**** STORED ROWS
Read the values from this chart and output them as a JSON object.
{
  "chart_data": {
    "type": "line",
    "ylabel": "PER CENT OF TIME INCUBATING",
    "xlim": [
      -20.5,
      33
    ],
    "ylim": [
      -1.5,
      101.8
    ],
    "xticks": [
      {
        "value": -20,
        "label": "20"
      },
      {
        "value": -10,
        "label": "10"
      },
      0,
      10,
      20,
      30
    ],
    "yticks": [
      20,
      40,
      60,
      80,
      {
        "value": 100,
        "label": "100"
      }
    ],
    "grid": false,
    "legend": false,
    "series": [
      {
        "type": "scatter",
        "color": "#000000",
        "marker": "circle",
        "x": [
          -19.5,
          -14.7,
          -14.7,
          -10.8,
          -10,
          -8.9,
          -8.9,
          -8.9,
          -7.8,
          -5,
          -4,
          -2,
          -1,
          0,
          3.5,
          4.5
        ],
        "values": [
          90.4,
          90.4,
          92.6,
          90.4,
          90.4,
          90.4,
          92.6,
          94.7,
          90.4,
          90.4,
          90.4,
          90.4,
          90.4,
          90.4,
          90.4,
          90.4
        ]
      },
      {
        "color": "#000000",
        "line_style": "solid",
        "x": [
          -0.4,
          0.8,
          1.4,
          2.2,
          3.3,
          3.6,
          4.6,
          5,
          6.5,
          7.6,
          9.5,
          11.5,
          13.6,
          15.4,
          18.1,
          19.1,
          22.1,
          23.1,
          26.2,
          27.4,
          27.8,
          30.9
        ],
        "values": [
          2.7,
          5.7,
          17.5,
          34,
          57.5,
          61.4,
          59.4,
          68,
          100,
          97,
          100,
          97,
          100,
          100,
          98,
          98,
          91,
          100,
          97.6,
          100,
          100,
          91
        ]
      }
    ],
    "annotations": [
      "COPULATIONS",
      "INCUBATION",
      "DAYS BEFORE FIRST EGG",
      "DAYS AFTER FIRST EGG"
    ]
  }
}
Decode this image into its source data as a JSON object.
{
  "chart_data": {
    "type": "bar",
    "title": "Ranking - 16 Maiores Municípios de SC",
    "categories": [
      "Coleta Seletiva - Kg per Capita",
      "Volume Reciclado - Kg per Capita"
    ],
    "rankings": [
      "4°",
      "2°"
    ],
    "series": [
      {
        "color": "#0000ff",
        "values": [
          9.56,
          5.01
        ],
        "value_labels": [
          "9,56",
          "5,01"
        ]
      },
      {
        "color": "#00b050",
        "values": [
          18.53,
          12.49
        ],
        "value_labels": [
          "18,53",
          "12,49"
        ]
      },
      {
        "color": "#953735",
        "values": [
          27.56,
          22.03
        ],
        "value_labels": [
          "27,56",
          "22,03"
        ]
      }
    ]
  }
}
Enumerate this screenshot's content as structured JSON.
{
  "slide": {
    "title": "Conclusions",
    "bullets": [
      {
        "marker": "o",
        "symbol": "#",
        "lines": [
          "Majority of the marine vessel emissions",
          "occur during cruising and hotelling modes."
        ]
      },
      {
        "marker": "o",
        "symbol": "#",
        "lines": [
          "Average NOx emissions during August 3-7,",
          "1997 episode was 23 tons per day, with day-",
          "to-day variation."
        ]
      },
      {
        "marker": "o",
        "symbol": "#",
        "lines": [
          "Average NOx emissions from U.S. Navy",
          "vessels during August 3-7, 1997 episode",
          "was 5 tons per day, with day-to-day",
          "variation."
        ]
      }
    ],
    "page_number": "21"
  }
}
********
■ TASK DIRECTIONS
Return the material exactly as it stands.

■ FULL SOLUTION
Read the values from this chart and output them as a JSON object.
{
  "chart_data": {
    "type": "line",
    "ylabel": "PER CENT OF TIME INCUBATING",
    "xlim": [
      -20.5,
      33
    ],
    "ylim": [
      -1.5,
      101.8
    ],
    "xticks": [
      {
        "value": -20,
        "label": "20"
      },
      {
        "value": -10,
        "label": "10"
      },
      0,
      10,
      20,
      30
    ],
    "yticks": [
      20,
      40,
      60,
      80,
      {
        "value": 100,
        "label": "100"
      }
    ],
    "grid": false,
    "legend": false,
    "series": [
      {
        "type": "scatter",
        "color": "#000000",
        "marker": "circle",
        "x": [
          -19.5,
          -14.7,
          -14.7,
          -10.8,
          -10,
          -8.9,
          -8.9,
          -8.9,
          -7.8,
          -5,
          -4,
          -2,
          -1,
          0,
          3.5,
          4.5
        ],
        "values": [
          90.4,
          90.4,
          92.6,
          90.4,
          90.4,
          90.4,
          92.6,
          94.7,
          90.4,
          90.4,
          90.4,
          90.4,
          90.4,
          90.4,
          90.4,
          90.4
        ]
      },
      {
        "color": "#000000",
        "line_style": "solid",
        "x": [
          -0.4,
          0.8,
          1.4,
          2.2,
          3.3,
          3.6,
          4.6,
          5,
          6.5,
          7.6,
          9.5,
          11.5,
          13.6,
          15.4,
          18.1,
          19.1,
          22.1,
          23.1,
          26.2,
          27.4,
          27.8,
          30.9
        ],
        "values": [
          2.7,
          5.7,
          17.5,
          34,
          57.5,
          61.4,
          59.4,
          68,
          100,
          97,
          100,
          97,
          100,
          100,
          98,
          98,
          91,
          100,
          97.6,
          100,
          100,
          91
        ]
      }
    ],
    "annotations": [
      "COPULATIONS",
      "INCUBATION",
      "DAYS BEFORE FIRST EGG",
      "DAYS AFTER FIRST EGG"
    ]
  }
}
Decode this image into its source data as a JSON object.
{
  "chart_data": {
    "type": "bar",
    "title": "Ranking - 16 Maiores Municípios de SC",
    "categories": [
      "Coleta Seletiva - Kg per Capita",
      "Volume Reciclado - Kg per Capita"
    ],
    "rankings": [
      "4°",
      "2°"
    ],
    "series": [
      {
        "color": "#0000ff",
        "values": [
          9.56,
          5.01
        ],
        "value_labels": [
          "9,56",
          "5,01"
        ]
      },
      {
        "color": "#00b050",
        "values": [
          18.53,
          12.49
        ],
        "value_labels": [
          "18,53",
          "12,49"
        ]
      },
      {
        "color": "#953735",
        "values": [
          27.56,
          22.03
        ],
        "value_labels": [
          "27,56",
          "22,03"
        ]
      }
    ]
  }
}
Enumerate this screenshot's content as structured JSON.
{
  "slide": {
    "title": "Conclusions",
    "bullets": [
      {
        "marker": "o",
        "symbol": "#",
        "lines": [
          "Majority of the marine vessel emissions",
          "occur during cruising and hotelling modes."
        ]
      },
      {
        "marker": "o",
        "symbol": "#",
        "lines": [
          "Average NOx emissions during August 3-7,",
          "1997 episode was 23 tons per day, with day-",
          "to-day variation."
        ]
      },
      {
        "marker": "o",
        "symbol": "#",
        "lines": [
          "Average NOx emissions from U.S. Navy",
          "vessels during August 3-7, 1997 episode",
          "was 5 tons per day, with day-to-day",
          "variation."
        ]
      }
    ],
    "page_number": "21"
  }
}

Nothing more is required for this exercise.